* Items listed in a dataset
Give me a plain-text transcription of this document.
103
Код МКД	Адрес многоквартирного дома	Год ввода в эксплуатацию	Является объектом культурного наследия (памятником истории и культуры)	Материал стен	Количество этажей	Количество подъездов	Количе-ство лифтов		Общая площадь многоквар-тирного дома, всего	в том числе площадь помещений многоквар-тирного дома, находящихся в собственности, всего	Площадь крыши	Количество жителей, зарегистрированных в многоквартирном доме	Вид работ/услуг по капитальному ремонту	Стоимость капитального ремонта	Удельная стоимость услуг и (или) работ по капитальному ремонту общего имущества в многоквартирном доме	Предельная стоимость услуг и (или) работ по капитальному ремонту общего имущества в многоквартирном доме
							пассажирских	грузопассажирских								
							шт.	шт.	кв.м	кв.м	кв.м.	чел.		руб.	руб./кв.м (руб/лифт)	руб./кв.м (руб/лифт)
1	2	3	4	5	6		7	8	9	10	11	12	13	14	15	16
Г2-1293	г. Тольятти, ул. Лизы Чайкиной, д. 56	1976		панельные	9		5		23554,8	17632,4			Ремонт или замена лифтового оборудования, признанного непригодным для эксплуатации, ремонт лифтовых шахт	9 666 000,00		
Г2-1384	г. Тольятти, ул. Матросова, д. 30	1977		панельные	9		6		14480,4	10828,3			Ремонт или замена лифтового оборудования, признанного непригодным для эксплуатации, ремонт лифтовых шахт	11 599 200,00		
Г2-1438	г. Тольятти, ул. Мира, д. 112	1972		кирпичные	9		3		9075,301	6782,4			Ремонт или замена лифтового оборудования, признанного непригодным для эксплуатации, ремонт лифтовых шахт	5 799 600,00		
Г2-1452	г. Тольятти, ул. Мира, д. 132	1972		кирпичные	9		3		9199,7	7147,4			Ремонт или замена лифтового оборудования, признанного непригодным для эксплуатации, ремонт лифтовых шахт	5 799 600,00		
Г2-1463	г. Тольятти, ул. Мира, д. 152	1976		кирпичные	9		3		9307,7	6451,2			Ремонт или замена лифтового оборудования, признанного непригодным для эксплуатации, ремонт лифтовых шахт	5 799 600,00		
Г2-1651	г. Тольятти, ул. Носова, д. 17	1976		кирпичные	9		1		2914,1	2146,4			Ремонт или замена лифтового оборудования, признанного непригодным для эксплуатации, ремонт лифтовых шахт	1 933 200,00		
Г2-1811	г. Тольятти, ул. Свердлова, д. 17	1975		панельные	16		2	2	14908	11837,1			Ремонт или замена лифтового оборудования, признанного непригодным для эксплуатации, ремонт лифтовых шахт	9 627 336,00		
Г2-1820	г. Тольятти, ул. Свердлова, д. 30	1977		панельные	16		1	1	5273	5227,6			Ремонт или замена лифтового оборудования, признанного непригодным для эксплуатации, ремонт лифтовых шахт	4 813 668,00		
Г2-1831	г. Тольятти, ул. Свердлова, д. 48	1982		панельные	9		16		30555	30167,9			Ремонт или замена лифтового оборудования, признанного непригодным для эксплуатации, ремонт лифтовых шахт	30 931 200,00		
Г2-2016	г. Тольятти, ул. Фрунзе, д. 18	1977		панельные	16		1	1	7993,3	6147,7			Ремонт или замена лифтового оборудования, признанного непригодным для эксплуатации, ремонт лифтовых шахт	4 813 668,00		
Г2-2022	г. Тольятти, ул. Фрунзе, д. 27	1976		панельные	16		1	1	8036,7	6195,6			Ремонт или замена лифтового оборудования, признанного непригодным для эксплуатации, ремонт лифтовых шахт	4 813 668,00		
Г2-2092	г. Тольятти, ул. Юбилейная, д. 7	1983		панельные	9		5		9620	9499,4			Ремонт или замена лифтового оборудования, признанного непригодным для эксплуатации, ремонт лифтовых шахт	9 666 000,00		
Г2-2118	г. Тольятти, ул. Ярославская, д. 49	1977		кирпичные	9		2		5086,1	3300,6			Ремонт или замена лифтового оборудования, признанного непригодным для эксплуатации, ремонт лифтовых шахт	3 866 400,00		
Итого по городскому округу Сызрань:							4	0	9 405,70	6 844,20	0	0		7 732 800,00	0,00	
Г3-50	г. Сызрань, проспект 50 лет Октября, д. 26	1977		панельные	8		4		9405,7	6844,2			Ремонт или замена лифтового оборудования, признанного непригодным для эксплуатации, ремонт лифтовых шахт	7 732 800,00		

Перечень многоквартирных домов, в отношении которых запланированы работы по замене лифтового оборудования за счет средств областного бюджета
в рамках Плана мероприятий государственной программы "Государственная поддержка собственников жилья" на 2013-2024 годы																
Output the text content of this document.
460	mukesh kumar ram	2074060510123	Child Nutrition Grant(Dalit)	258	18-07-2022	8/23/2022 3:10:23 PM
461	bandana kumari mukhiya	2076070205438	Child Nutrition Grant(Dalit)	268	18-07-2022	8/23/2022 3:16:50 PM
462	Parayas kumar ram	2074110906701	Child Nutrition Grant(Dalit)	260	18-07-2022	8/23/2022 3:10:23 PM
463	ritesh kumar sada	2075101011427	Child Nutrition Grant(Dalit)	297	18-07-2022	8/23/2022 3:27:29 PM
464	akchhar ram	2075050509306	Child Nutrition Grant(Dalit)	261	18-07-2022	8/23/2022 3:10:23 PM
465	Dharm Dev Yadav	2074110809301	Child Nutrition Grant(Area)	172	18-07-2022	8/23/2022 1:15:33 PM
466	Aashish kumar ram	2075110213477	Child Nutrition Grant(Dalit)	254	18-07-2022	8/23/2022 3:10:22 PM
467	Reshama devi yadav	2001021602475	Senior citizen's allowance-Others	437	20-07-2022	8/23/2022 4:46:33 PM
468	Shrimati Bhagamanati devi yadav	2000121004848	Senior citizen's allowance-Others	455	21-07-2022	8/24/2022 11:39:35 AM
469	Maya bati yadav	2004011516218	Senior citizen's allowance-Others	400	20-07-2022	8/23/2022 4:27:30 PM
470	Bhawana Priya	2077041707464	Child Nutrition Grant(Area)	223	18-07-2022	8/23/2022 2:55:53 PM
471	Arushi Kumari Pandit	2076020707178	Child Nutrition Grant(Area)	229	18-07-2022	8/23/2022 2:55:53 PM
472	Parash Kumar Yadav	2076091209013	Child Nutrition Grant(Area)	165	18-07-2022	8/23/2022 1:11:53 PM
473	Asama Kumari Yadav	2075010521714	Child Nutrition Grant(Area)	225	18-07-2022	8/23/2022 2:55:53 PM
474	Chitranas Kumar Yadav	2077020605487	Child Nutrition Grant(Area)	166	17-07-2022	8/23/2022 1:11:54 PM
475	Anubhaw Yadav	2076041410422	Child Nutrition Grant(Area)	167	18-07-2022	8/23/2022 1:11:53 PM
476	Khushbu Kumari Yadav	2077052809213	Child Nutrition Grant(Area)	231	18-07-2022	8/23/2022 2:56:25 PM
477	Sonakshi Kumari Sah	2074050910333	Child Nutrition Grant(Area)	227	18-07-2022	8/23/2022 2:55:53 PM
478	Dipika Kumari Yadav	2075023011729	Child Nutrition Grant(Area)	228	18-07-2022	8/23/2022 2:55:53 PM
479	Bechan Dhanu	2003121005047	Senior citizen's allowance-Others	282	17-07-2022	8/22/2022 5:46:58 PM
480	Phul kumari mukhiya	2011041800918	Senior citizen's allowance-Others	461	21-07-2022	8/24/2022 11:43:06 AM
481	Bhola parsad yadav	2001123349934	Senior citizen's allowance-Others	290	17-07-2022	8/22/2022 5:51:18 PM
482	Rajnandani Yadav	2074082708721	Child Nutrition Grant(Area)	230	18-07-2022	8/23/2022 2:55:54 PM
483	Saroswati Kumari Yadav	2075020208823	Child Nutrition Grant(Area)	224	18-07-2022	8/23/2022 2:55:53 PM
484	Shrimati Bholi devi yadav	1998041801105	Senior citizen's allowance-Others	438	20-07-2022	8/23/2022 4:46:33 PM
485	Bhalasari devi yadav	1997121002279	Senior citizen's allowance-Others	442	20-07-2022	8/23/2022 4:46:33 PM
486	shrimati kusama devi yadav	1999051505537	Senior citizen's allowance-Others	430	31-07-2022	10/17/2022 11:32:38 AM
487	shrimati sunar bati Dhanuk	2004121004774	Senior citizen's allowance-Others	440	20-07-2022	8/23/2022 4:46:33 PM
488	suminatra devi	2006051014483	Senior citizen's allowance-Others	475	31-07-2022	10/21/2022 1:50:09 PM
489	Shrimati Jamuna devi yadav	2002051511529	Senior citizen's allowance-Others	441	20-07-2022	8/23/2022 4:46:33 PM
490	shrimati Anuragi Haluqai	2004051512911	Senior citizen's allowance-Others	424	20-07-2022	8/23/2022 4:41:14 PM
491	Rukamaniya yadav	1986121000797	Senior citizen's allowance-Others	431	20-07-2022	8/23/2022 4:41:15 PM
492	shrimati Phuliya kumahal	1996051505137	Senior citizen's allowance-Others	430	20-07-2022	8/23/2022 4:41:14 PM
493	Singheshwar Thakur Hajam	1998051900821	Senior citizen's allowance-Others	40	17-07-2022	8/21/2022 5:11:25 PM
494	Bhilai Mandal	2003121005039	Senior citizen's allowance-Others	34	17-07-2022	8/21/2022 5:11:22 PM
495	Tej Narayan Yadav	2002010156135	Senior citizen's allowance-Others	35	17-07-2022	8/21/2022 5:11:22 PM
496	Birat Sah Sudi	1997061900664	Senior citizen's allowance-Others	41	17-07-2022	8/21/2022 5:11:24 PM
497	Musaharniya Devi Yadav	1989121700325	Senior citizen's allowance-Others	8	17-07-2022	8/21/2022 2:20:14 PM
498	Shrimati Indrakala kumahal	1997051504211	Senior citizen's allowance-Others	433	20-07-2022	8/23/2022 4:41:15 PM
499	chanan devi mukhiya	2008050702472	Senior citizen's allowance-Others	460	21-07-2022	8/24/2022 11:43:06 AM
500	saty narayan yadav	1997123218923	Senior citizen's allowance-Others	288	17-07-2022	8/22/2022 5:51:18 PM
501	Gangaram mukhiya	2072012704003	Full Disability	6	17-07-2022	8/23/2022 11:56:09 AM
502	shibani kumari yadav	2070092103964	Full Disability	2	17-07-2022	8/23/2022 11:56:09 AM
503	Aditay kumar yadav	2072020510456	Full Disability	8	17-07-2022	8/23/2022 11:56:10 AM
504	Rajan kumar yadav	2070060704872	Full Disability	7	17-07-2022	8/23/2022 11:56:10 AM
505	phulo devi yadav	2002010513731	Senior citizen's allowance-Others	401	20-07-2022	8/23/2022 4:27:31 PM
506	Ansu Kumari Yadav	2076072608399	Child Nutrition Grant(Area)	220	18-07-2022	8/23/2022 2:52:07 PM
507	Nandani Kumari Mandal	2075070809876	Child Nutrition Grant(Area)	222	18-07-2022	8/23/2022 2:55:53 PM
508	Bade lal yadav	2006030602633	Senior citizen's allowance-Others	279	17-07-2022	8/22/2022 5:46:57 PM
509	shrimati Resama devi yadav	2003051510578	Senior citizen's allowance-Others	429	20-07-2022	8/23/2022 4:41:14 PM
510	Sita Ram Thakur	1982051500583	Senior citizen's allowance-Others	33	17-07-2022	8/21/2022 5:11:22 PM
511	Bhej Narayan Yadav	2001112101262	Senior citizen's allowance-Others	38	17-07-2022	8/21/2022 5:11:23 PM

* WRITTEN EXERCISE
Find each line that has the word "Мира", then copy it out.

* OUTPUT
Г2-1438	г. Тольятти, ул. Мира, д. 112	1972		кирпичные	9		3		9075,301	6782,4			Ремонт или замена лифтового оборудования, признанного непригодным для эксплуатации, ремонт лифтовых шахт	5 799 600,00		
Г2-1452	г. Тольятти, ул. Мира, д. 132	1972		кирпичные	9		3		9199,7	7147,4			Ремонт или замена лифтового оборудования, признанного непригодным для эксплуатации, ремонт лифтовых шахт	5 799 600,00		
Г2-1463	г. Тольятти, ул. Мира, д. 152	1976		кирпичные	9		3		9307,7	6451,2			Ремонт или замена лифтового оборудования, признанного непригодным для эксплуатации, ремонт лифтовых шахт	5 799 600,00		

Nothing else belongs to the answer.